AVAILABLE RECORDS:

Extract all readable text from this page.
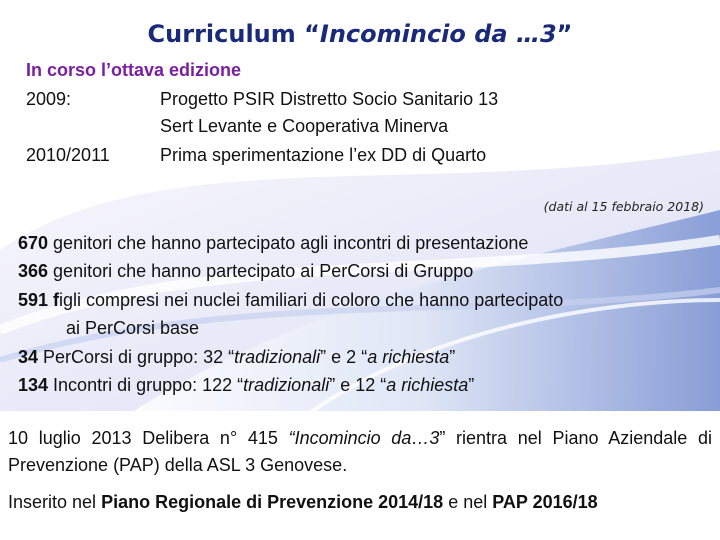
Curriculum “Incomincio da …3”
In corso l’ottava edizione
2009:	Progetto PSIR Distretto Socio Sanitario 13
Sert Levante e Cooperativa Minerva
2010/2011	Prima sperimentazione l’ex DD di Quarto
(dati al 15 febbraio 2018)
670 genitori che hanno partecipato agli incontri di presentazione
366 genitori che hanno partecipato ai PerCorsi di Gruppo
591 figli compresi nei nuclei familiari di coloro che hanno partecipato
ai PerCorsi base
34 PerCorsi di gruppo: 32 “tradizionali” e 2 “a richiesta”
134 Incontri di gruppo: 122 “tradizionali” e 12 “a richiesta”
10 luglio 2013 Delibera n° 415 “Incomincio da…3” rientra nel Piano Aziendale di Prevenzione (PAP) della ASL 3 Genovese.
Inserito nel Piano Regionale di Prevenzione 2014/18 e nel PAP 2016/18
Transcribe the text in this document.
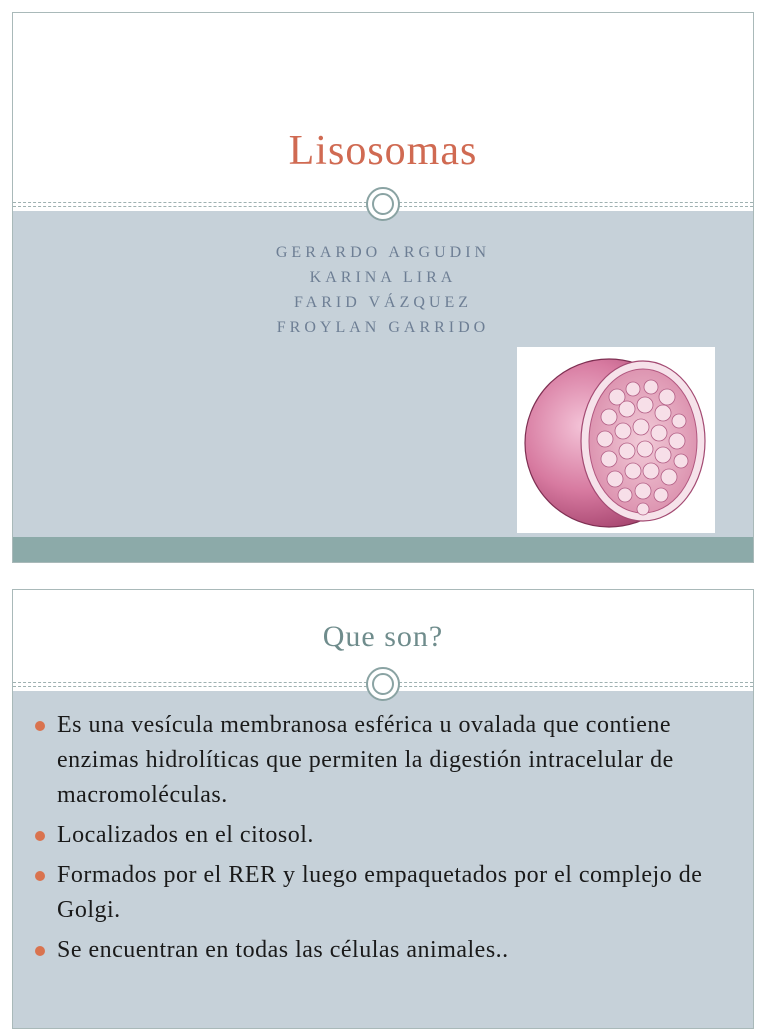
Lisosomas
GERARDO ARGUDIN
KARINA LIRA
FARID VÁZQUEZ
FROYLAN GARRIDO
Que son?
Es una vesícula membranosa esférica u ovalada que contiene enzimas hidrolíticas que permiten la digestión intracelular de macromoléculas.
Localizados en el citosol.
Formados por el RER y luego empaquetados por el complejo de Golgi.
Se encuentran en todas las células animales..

SHORT TASK: Tally up the lines holding the string "genitori" in this listing, and report the total alone.

EXERCISE OUTPUT: 2